▶ _Material for this exercise_:
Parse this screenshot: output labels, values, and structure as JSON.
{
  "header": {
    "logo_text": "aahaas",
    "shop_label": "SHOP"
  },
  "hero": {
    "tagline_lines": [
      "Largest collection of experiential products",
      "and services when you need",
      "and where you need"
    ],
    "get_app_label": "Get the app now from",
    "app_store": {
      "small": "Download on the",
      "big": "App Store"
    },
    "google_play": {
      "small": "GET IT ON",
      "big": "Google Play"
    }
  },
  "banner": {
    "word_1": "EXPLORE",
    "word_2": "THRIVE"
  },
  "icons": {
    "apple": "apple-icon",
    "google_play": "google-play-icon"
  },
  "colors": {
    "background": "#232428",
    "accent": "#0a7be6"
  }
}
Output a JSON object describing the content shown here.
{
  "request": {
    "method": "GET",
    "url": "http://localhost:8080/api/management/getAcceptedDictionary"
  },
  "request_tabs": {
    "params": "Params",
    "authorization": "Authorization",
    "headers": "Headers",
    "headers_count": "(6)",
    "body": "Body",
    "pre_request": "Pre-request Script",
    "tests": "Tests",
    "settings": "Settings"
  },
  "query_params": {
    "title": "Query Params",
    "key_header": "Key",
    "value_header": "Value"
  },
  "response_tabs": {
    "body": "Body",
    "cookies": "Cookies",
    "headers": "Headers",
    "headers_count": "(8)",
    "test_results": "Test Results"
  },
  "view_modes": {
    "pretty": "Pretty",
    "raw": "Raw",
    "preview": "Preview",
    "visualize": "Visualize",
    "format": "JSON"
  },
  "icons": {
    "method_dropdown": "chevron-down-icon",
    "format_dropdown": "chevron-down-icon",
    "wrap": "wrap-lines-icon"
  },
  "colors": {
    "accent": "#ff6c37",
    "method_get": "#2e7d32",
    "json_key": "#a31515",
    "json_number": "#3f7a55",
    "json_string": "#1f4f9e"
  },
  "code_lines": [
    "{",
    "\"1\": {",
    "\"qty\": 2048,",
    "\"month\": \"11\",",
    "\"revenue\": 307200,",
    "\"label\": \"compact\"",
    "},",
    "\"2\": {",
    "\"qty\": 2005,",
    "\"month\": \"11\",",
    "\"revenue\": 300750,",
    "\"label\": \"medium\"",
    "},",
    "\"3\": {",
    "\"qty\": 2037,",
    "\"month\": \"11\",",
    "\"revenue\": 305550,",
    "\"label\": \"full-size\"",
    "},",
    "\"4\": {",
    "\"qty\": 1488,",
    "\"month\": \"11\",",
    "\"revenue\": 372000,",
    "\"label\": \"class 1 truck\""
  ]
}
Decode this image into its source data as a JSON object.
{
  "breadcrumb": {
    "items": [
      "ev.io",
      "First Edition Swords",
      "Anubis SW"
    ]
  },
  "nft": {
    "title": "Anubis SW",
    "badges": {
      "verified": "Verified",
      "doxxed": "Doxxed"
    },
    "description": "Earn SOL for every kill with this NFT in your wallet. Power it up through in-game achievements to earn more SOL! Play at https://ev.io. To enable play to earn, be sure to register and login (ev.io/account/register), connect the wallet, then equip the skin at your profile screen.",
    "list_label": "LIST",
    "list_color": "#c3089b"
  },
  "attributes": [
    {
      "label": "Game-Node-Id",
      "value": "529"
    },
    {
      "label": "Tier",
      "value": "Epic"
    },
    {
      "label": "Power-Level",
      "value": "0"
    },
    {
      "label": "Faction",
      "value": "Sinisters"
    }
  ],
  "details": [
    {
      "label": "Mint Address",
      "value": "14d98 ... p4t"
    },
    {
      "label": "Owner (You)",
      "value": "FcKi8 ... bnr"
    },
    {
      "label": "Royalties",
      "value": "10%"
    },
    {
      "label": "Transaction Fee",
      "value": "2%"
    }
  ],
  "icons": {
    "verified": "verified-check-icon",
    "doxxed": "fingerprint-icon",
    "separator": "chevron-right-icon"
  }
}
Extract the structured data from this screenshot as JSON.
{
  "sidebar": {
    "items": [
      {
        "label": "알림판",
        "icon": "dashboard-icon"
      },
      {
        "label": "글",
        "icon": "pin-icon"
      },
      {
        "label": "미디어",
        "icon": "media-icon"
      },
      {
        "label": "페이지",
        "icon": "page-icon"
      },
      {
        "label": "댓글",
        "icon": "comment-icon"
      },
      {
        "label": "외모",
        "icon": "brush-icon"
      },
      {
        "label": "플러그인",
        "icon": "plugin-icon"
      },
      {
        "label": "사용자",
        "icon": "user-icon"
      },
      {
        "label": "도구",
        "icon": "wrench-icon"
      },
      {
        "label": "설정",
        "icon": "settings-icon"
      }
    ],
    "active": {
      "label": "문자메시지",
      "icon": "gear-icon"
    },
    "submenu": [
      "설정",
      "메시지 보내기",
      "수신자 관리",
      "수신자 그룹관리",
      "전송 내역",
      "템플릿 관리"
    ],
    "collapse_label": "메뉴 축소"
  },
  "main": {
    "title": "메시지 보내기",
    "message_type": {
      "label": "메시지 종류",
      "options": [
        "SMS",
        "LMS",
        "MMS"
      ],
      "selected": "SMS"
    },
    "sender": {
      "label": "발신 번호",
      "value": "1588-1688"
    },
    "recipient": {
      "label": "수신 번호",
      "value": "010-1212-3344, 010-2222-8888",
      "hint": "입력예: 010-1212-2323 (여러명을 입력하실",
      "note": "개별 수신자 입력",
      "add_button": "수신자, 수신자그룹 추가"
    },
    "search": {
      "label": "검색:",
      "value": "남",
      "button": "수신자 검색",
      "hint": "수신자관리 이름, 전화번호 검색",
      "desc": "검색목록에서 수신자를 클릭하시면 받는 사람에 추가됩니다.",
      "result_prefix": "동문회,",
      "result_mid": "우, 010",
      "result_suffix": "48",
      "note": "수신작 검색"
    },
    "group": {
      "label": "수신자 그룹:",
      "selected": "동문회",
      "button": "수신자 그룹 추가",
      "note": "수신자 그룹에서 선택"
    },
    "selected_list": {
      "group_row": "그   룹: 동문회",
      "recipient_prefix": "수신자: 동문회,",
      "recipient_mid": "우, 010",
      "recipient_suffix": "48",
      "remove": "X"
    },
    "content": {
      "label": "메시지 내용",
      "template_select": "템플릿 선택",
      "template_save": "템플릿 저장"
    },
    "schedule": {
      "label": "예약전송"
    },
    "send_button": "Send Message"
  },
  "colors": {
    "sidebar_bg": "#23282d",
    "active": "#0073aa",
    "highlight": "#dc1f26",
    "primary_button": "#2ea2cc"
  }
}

▶ _Your instructions_:
How many lines in the listing above contain "screenshot"? Answer with the number alone.

▶ _Output of the task_:
2